Partes do exercício:
1) Na notícia sobre a defesa de Manvailer, quantos quilos pesava o corpo de Tatiane Spitzner?
2) Reescreva o trecho da notícia sobre a defesa de Manvailer de "Foto: Reprodução" a "argumenta a defesa.", trocando "parapeito" por "muro".
3) Como a notícia sobre a defesa de Manvailer poderia continuar depois da última frase mostrada?

Texto fornecido:
---

Manvailer teria que ter a força de um guindaste para arremessar Tatiane Spitzner, diz defesa

Fernando Garcel

A defesa de Luis Felipe Manvailer protocolou na noite de ontem (13) as alegações finais do processo em que é acusado de matar a própria esposa, a advogada Tatiane Spitzner, e arremessá-la do quarto andar do prédio em que moravam em Guarapuava, na região central do Paraná. De acordo com os advogados, o réu teria que “ter a força de um guindaste” para arremessar o corpo da vítima já morta do parapeito do edifício. Por fim, a defesa também pediu que o réu seja absolvido das acusações de fraude processual e cárcere privado, além de não ser levado a júri popular.

Ministério Público pede júri popular para Manvailer

Foto: Reprodução

Para a defesa, seria impossível que o Luis Felipe Manvailer tivesse força para lançar o corpo de Tatiane, inerte e sem vida, com 62 quilos, sobre o parapeito de pouco mais de um metro e vinte centímetros de altura a uma distância de quase quatro metros. O argumento é que o peso de um corpo morto adquire o efeito conhecido como “boneco de pano”.

“E se levantar um corpo ‘inerte e sem vida’ de 62 kg é difícil; se içar um corpo ‘inerte e sem vida’ de 62 kg a uma altura de 1m23cm é improvável; arremessar um corpo ‘inerte e sem vida’ de 62 kg a uma distância de 3,78m, por cima de um parapeito de 1m23cm, é absolutamente impossível! A física não permite. Luis Felipe teria que ter a força de um guindaste! [sic]”, argumenta a defesa.

---

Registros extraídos
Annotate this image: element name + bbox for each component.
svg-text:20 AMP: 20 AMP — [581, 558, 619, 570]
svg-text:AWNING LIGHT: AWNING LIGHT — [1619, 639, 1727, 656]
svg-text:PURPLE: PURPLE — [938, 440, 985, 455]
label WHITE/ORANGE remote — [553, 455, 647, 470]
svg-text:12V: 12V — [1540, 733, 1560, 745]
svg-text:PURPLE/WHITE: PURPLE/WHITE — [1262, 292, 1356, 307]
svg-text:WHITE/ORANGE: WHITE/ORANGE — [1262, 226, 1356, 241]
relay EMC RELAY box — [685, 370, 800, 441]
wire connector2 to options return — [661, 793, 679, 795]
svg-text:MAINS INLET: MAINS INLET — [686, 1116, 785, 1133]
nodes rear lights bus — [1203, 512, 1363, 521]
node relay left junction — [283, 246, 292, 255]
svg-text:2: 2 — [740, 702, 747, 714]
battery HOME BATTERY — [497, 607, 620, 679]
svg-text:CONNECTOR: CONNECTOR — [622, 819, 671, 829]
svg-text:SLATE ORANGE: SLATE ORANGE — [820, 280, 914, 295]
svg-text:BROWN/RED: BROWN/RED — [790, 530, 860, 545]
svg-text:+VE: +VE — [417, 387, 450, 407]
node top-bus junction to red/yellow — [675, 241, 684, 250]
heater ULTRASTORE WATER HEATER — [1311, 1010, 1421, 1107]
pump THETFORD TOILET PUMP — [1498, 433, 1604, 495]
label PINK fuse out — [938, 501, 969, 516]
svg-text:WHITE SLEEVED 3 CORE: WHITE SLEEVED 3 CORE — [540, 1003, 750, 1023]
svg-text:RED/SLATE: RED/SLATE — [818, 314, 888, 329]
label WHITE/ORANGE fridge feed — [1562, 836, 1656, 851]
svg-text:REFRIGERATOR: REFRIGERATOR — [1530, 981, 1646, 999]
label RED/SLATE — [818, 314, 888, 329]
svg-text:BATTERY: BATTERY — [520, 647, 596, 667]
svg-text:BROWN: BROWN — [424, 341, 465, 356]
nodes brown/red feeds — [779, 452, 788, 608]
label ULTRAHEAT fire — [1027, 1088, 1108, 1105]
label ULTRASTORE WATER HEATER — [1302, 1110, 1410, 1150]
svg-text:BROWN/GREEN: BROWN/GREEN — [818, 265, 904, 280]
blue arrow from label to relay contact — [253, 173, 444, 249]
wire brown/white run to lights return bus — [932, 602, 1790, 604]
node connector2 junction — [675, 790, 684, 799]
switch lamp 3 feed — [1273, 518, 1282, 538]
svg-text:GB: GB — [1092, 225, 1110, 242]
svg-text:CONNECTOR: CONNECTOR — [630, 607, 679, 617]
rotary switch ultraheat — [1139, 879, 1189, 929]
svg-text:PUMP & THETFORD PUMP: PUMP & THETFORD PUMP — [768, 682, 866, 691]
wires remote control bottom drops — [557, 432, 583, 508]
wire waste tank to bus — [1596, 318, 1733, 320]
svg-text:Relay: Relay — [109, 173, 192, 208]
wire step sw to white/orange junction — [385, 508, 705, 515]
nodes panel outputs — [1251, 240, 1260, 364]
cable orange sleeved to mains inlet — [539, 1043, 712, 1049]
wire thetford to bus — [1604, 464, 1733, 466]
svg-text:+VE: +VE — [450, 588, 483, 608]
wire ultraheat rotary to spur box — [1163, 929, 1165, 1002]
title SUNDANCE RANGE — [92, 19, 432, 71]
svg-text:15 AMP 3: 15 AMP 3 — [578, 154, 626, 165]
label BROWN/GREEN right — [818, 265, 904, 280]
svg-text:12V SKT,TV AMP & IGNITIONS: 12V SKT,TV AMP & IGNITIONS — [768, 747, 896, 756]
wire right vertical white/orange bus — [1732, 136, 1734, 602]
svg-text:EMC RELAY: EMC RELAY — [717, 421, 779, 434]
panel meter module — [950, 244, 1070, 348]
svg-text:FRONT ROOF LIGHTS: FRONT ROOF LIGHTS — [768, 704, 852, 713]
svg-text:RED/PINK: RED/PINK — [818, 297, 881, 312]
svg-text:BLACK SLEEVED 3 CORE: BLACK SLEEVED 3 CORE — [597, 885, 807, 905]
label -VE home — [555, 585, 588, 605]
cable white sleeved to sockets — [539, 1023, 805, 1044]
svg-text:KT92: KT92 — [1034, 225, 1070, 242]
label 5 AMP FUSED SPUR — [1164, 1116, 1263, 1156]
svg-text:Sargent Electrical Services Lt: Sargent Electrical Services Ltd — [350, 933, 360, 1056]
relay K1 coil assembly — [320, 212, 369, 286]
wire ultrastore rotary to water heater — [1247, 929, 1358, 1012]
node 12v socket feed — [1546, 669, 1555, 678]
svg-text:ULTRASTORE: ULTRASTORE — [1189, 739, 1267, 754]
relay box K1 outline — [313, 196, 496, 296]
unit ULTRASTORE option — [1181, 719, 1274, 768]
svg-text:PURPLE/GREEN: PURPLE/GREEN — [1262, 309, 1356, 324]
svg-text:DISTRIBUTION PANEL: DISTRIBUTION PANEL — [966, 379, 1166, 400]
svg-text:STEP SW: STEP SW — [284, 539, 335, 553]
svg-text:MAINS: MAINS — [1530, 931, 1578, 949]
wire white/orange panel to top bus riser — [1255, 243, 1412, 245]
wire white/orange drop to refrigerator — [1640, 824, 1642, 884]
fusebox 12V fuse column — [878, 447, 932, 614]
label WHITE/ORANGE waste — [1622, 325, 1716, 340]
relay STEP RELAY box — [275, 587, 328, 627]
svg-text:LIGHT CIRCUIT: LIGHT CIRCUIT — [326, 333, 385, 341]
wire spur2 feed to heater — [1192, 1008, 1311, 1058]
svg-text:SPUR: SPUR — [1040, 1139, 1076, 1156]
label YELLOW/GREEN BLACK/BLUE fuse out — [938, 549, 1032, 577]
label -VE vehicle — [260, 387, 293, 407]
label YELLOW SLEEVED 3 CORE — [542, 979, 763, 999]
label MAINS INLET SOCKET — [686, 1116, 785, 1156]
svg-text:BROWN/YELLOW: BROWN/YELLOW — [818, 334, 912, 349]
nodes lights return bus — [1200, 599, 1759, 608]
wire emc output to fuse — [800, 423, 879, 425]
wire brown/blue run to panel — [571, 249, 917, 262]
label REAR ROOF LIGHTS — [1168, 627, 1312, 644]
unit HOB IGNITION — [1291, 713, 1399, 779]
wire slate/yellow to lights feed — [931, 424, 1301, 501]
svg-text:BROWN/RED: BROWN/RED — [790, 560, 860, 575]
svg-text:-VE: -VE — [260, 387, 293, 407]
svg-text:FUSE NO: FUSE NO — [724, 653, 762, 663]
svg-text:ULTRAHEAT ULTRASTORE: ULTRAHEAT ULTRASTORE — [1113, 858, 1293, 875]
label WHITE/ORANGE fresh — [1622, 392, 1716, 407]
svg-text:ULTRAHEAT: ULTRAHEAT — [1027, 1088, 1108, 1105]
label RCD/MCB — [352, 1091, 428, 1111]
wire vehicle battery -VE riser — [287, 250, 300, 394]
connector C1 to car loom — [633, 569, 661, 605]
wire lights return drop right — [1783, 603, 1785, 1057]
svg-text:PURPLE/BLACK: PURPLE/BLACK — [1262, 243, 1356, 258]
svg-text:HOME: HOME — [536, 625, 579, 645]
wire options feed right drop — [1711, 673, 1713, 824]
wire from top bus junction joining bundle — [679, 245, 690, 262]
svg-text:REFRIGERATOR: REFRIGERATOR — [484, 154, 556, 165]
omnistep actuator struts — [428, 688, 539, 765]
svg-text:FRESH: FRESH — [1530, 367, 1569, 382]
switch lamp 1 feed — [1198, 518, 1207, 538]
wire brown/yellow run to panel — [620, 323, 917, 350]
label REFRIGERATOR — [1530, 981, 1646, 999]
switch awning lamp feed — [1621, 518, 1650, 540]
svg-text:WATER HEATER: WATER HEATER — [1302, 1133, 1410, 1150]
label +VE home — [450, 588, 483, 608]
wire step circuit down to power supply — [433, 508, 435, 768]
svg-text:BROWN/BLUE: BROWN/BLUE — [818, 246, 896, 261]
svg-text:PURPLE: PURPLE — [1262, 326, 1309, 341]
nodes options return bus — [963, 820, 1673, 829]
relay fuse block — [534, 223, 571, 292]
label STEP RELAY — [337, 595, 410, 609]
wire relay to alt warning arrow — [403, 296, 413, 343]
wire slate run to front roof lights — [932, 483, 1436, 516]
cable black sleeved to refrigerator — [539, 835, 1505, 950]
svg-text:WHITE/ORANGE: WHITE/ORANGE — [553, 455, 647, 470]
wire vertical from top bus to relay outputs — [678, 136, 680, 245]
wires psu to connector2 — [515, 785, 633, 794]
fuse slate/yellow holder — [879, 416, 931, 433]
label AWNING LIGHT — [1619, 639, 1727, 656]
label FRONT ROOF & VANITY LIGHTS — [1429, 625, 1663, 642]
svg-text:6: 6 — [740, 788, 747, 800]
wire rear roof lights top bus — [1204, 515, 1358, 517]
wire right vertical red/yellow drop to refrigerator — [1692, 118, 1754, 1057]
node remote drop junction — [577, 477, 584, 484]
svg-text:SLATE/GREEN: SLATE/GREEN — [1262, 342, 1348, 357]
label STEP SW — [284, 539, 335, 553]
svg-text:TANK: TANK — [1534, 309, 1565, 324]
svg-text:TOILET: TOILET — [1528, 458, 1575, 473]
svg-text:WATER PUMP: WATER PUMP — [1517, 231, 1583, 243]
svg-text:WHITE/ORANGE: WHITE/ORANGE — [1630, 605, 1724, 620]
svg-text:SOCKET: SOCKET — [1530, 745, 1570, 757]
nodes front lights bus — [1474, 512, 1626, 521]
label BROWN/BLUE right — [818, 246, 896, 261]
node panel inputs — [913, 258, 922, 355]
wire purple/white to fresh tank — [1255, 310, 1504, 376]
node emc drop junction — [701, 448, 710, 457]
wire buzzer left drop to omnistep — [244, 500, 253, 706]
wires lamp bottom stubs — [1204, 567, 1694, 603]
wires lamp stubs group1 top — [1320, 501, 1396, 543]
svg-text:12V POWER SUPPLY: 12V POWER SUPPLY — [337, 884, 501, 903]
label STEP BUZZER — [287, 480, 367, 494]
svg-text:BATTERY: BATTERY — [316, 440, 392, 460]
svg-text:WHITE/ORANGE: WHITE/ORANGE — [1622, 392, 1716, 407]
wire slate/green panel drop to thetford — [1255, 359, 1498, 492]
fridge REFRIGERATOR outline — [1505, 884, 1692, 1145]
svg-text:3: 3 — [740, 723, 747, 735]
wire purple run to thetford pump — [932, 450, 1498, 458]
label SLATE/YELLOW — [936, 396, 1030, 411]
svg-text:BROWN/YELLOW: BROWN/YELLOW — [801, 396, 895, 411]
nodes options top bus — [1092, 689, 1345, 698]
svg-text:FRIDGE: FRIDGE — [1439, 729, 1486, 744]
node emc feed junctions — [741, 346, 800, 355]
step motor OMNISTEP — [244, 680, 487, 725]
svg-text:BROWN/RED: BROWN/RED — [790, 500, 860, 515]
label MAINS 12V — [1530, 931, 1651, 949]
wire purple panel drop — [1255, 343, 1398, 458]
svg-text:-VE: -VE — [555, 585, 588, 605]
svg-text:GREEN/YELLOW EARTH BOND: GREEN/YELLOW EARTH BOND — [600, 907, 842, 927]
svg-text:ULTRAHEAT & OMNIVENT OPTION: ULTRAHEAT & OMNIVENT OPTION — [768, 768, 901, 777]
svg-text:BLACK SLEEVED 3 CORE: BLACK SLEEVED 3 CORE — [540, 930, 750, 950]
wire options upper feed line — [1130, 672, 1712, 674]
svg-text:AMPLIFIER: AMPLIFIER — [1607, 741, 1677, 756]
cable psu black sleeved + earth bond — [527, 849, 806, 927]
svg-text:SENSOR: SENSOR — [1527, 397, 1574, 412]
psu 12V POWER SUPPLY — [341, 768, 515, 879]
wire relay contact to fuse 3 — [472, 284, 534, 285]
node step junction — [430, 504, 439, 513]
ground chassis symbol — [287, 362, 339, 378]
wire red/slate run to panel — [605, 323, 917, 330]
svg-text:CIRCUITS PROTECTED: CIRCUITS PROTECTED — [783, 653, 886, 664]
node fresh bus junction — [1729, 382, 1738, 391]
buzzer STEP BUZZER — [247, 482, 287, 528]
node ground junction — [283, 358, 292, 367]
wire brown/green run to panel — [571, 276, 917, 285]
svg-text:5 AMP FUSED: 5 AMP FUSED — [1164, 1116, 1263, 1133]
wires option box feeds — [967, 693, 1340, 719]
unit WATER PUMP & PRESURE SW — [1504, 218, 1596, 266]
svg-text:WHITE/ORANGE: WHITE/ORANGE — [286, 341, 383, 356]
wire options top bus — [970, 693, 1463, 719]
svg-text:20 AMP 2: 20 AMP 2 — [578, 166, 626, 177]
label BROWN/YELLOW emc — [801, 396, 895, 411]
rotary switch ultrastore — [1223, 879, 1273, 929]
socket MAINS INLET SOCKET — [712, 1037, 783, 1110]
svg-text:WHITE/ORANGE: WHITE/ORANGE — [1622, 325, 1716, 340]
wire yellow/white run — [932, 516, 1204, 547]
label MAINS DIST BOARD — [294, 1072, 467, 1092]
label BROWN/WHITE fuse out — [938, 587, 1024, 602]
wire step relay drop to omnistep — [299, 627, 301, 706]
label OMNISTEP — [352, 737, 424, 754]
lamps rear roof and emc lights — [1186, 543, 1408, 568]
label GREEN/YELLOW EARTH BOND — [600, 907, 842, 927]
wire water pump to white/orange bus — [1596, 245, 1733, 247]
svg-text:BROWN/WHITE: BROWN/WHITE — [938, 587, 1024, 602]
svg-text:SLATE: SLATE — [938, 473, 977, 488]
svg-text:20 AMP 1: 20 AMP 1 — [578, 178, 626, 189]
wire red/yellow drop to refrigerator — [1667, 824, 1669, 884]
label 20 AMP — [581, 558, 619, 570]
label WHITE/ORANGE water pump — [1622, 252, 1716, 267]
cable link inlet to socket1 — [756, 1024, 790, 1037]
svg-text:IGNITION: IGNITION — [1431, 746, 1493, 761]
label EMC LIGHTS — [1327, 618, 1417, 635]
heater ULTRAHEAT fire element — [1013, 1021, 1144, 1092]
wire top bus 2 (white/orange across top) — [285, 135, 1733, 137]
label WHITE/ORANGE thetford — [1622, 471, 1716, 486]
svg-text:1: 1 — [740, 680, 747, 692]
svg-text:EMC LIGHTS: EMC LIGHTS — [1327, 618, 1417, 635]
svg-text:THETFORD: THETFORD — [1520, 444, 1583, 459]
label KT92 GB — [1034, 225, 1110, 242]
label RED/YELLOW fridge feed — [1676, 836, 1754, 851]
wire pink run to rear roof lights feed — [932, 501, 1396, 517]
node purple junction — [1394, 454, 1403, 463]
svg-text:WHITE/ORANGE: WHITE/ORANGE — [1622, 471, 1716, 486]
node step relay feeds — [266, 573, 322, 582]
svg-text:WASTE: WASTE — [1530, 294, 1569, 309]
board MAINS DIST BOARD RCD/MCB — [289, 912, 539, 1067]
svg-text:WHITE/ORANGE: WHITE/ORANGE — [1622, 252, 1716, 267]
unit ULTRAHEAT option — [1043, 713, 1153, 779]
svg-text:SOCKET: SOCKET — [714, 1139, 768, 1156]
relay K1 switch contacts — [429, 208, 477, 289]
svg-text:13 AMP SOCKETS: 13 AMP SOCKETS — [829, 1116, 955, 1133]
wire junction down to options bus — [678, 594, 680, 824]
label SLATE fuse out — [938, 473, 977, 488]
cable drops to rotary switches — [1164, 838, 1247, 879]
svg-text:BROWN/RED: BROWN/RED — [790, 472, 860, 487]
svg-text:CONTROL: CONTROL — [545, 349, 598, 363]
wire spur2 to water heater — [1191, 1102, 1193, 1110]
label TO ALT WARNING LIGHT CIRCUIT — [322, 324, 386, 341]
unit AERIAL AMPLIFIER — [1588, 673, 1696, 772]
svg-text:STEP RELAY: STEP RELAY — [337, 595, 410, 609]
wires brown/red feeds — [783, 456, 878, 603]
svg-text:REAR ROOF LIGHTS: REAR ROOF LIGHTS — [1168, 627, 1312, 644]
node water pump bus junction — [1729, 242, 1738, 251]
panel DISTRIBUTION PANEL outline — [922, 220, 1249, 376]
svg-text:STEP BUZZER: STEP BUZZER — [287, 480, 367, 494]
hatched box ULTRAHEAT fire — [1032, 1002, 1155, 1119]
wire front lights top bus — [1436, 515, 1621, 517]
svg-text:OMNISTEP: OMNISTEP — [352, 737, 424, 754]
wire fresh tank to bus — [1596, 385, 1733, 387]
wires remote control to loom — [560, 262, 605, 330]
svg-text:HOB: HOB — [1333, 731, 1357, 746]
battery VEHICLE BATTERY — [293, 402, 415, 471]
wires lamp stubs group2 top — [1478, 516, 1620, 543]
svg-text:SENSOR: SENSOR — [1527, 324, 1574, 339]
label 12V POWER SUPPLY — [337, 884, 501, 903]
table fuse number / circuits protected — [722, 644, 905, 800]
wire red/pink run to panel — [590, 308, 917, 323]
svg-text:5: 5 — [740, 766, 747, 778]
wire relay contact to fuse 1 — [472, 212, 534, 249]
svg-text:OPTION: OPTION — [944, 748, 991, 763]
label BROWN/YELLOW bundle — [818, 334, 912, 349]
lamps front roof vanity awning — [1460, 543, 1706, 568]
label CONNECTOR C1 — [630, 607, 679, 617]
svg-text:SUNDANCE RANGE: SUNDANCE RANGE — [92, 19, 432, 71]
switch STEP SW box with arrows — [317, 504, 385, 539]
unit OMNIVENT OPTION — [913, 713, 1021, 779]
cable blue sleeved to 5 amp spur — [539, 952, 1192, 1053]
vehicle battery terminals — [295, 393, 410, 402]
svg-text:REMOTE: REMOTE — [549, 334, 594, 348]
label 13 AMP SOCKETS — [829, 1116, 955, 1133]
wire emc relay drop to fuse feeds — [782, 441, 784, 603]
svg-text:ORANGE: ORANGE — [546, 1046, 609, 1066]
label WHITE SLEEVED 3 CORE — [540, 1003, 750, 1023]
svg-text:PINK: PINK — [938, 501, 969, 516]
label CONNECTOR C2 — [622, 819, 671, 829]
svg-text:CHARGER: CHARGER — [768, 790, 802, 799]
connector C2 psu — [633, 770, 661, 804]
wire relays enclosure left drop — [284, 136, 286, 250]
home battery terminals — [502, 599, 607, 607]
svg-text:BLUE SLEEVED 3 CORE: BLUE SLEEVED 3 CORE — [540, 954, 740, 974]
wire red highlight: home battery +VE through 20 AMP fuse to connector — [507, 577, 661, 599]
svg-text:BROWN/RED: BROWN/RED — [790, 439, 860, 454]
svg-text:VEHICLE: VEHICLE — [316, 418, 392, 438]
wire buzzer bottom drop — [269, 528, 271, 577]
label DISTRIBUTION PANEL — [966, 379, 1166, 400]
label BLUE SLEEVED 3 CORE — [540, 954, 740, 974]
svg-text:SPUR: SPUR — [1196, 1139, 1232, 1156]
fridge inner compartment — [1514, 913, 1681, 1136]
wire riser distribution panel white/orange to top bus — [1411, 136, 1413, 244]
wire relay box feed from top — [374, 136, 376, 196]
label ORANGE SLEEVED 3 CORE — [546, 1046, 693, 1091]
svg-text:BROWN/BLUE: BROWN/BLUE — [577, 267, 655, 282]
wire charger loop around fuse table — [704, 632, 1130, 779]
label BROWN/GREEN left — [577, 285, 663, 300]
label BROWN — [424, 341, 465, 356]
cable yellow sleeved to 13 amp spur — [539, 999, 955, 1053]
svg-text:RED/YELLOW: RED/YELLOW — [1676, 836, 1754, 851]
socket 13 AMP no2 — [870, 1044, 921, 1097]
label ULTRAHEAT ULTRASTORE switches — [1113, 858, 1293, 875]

---

Respostas numeradas:
1) 62 quilos.

2)
Foto: Reprodução

Para a defesa, seria impossível que o Luis Felipe Manvailer tivesse força para lançar o corpo de Tatiane, inerte e sem vida, com 62 quilos, sobre o muro de pouco mais de um metro e vinte centímetros de altura a uma distância de quase quatro metros. O argumento é que o peso de um corpo morto adquire o efeito conhecido como “boneco de pano”.

“E se levantar um corpo ‘inerte e sem vida’ de 62 kg é difícil; se içar um corpo ‘inerte e sem vida’ de 62 kg a uma altura de 1m23cm é improvável; arremessar um corpo ‘inerte e sem vida’ de 62 kg a uma distância de 3,78m, por cima de um muro de 1m23cm, é absolutamente impossível! A física não permite. Luis Felipe teria que ter a força de um guindaste! [sic]”, argumenta a defesa.

3)
Câmeras flagraram agressões de Luis Felipe contra a esposa momento antes da morte de Tatiane

A defesa também usou a dificuldade da reprodução simulada para sustentar o argumento sobre a força que seria necessária. Na simulação da perícia, três homens foram necessários para levantar o boneco por sobre o parapeito da sacada. O resultado também apontou que o corpo cairia perpendicular a sacada do apartamento, atingindo a a sacada do apartamento do primeiro andar, porque se trata de uma sacada sobressalente, e não a calçada.

Foto: Reprodução

Acusação

Nas alegações finais, o Ministério Público do Paraná pede que Manvailer seja levado a júri popular e que a prisão preventiva do réu seja mantida já que não houve modificação das circunstâncias que levaram a decretação da custódia.

De acordo com a denúncia, Luis Felipe matou a esposa após diversas agressões físicas que teriam iniciado após um desentendimento ocorrido em virtude de mensagens em redes sociais, agindo por motivo fútil e desproporcional.

O réu foi interrogado em março deste ano, mas durante a audiência optou por permanecer em silêncio. Manvailer fez apenas uma breve declaração, negou que tenha matado a esposa e afirmou que a família da advogada influenciou algumas testemunhas.

O crime

Tatiane foi encontrada morta no apartamento em que morava com Manvailer no último dia 22 de julho. Imagens mostram ela sendo agredida antes de entrar no prédio, no estacionamento, no elevador, e a queda do 4º andar. Depois, o suspeito busca o corpo, leva ao apartamento, limpa os vestígios de sangue no corredor e elevador e foge do local por uma saída alternativa do estacionamento.